==== Excerpt provided ====
The multiphase flow corrosion loop was built using UNS S31603 austenitic-stainless steel tubes, with a nominal diameter of 38.10 mm for a working pressure of up to 10 bar and temperature of up to 40 ℃. The construction was designed in order to make it possible to carry out simultaneous tests in the horizontal (0°) and in the 45° inclination direction [13]. API 5L X80 steel was used for the preparation of the corrosion-loop test specimens which were made with the diameter dimensions of 15.90 mm by 9.5 mm in height. These specimens were fixing in the test section according to Figure 1 [13] which shows more details of multiphase flow and the pumping processes to which the mixture of water and oil (liquid phase) was subjected for thirty hours of testing.

The liquid phase for the test was composed of light oil (LO - 10 cP) or heavy oil (HO - 150 cP) and a saline solution containing 15% of NaCl. Water cut of 80% (WC 80) of the NaCl solution and 20% of LO or HO under a CO2 partial pressure of 2.0 bar was used. The procedure of the O2 removal from the liquid and gaseous phases is necessary to guarantee an environment with no oxygen (< 10 ppb) and to promote the tests under the action of CO2 gas.

Emulsification tests

Tests were conducted with the light oil and the heavy oil used in the multiphase-flow test plus a medium crude oil, all of them with a water cut of 80% at 40 ℃ for thirty hours, under stirring, with a CO2 pressure of 2.0 bar. For stirring the mixture, an impeller with a rotation of 1200 rpm was used. The adopted stirring represents the mean values of the rotation of the electric motor of the centrifugal pump used in the multiphase-flow corrosion loop [14,15].
====
▶ To do:
A. Rewrite the entries from their first line through the line containing "- Text: N: N: [137, 118, 146, 131]", changing "bounding boxes" to "coordinates" and leaving everything else as it is.
B. Continue the passage on the corrosion-loop and emulsification tests, picking up after its final sentence.
==== Data for the task ====
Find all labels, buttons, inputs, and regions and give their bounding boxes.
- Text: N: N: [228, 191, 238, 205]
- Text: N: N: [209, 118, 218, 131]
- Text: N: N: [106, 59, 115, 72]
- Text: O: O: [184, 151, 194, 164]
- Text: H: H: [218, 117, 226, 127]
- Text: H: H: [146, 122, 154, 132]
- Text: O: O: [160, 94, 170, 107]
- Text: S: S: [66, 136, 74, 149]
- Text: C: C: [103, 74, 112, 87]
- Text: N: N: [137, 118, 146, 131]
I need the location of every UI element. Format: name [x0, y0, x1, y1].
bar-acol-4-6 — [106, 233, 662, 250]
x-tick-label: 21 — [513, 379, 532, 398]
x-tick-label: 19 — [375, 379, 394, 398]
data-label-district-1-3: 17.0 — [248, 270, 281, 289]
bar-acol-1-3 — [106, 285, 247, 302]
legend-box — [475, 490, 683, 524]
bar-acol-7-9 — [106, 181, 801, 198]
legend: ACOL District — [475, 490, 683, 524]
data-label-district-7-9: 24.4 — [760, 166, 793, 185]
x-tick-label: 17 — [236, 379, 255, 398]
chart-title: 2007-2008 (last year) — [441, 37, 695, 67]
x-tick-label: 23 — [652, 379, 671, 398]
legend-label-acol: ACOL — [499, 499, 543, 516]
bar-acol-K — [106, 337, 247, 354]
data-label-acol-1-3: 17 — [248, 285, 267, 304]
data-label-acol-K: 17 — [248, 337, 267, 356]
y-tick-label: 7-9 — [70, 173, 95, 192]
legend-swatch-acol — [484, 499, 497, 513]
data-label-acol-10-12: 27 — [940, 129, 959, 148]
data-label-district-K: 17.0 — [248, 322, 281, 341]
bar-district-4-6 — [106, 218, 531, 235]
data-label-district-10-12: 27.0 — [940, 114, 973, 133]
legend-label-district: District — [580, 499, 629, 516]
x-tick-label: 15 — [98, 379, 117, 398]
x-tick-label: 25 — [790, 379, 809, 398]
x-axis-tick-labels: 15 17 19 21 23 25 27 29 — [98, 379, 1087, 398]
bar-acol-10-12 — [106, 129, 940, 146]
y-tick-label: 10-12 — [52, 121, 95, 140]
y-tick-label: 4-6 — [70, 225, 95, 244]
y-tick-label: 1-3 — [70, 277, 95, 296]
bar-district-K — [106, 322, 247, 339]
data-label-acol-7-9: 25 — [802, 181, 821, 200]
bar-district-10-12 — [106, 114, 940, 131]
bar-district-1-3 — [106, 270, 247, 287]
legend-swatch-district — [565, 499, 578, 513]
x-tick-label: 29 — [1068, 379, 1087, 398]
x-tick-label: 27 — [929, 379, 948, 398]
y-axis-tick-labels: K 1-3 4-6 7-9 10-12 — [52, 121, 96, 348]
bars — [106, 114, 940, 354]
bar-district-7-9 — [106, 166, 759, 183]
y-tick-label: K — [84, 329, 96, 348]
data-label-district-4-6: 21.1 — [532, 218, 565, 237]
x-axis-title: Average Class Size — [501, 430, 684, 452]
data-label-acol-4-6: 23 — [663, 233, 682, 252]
====
▶ Response list:
A.
Find all labels, buttons, inputs, and regions and give their coordinates.
- Text: N: N: [228, 191, 238, 205]
- Text: N: N: [209, 118, 218, 131]
- Text: N: N: [106, 59, 115, 72]
- Text: O: O: [184, 151, 194, 164]
- Text: H: H: [218, 117, 226, 127]
- Text: H: H: [146, 122, 154, 132]
- Text: O: O: [160, 94, 170, 107]
- Text: S: S: [66, 136, 74, 149]
- Text: C: C: [103, 74, 112, 87]
- Text: N: N: [137, 118, 146, 131]

B.
Figure 2 shows the emulsion test cell (2) which holds up to 3 bar pressures. As can be seen, the cell is provided by gas inlets and outlets (3) to perform conditions similar to those observed in the loop with constant test gas pressure. The system pressure was checked by a manometer (1) and a rotor with magnetic coupling (4) was coupled in order to transmit 1200 rpm to the impeller mounted inside the pressure vessel which was manufactured from a borosilicate tube with Teflon flanges at both ends (2). For guaranteeing the efficiency of O2 removal, an optical sensor (5) model Mettler Toledo In Pro6970i was used. A maximum limit of the oxygen of 10 ppb was adopted. A thermostat with an internal bath was used to maintain the test temperature at 40 ℃ for thirty hours.

Emulsion microstructure characterization

The microstructures of obtained emulsions both in the loop test and in the emulsion test cell shown in Figure 1 and Figure 2 were obtained through a stereomicroscope examination (Leica Fusion Optics M205C).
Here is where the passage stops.